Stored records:

# # # # # # #

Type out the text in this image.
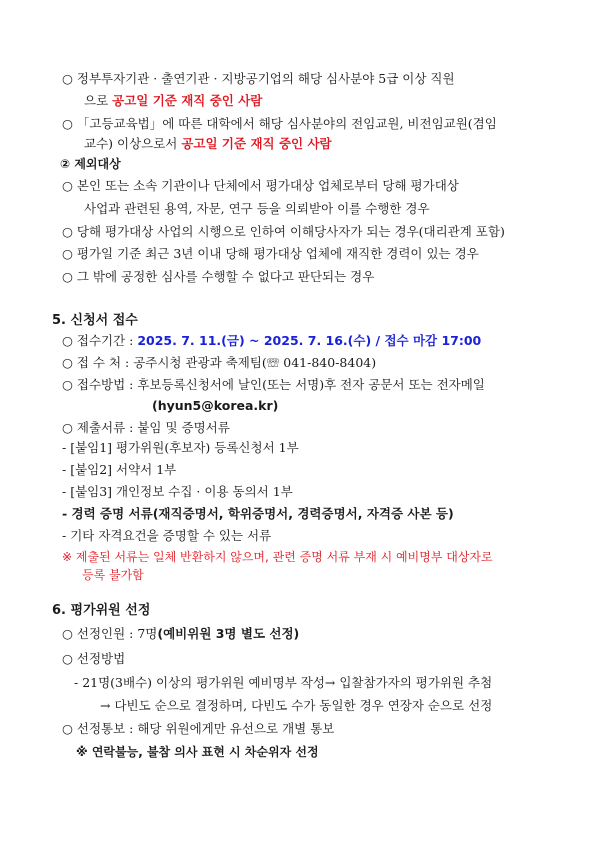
○ 정부투자기관 · 출연기관 · 지방공기업의 해당 심사분야 5급 이상 직원
으로 공고일 기준 재직 중인 사람
○ 「고등교육법」에 따른 대학에서 해당 심사분야의 전임교원, 비전임교원(겸임
교수) 이상으로서 공고일 기준 재직 중인 사람
② 제외대상
○ 본인 또는 소속 기관이나 단체에서 평가대상 업체로부터 당해 평가대상
사업과 관련된 용역, 자문, 연구 등을 의뢰받아 이를 수행한 경우
○ 당해 평가대상 사업의 시행으로 인하여 이해당사자가 되는 경우(대리관계 포함)
○ 평가일 기준 최근 3년 이내 당해 평가대상 업체에 재직한 경력이 있는 경우
○ 그 밖에 공정한 심사를 수행할 수 없다고 판단되는 경우
5. 신청서 접수
○ 접수기간 : 2025. 7. 11.(금) ~ 2025. 7. 16.(수) / 접수 마감 17:00
○ 접 수 처 : 공주시청 관광과 축제팀(☏ 041-840-8404)
○ 접수방법 : 후보등록신청서에 날인(또는 서명)후 전자 공문서 또는 전자메일
(hyun5@korea.kr)
○ 제출서류 : 붙임 및 증명서류
- [붙임1] 평가위원(후보자) 등록신청서 1부
- [붙임2] 서약서 1부
- [붙임3] 개인정보 수집 · 이용 동의서 1부
- 경력 증명 서류(재직증명서, 학위증명서, 경력증명서, 자격증 사본 등)
- 기타 자격요건을 증명할 수 있는 서류
※ 제출된 서류는 일체 반환하지 않으며, 관련 증명 서류 부재 시 예비명부 대상자로
등록 불가함
6. 평가위원 선정
○ 선정인원 : 7명(예비위원 3명 별도 선정)
○ 선정방법
- 21명(3배수) 이상의 평가위원 예비명부 작성→ 입찰참가자의 평가위원 추첨
→ 다빈도 순으로 결정하며, 다빈도 수가 동일한 경우 연장자 순으로 선정
○ 선정통보 : 해당 위원에게만 유선으로 개별 통보
※ 연락불능, 불참 의사 표현 시 차순위자 선정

# # # # # # #

■ EXERCISE TASK
Pull out all lines of the data with the string "평가대상".

■ FINISHED TASK
○ 본인 또는 소속 기관이나 단체에서 평가대상 업체로부터 당해 평가대상
○ 당해 평가대상 사업의 시행으로 인하여 이해당사자가 되는 경우(대리관계 포함)
○ 평가일 기준 최근 3년 이내 당해 평가대상 업체에 재직한 경력이 있는 경우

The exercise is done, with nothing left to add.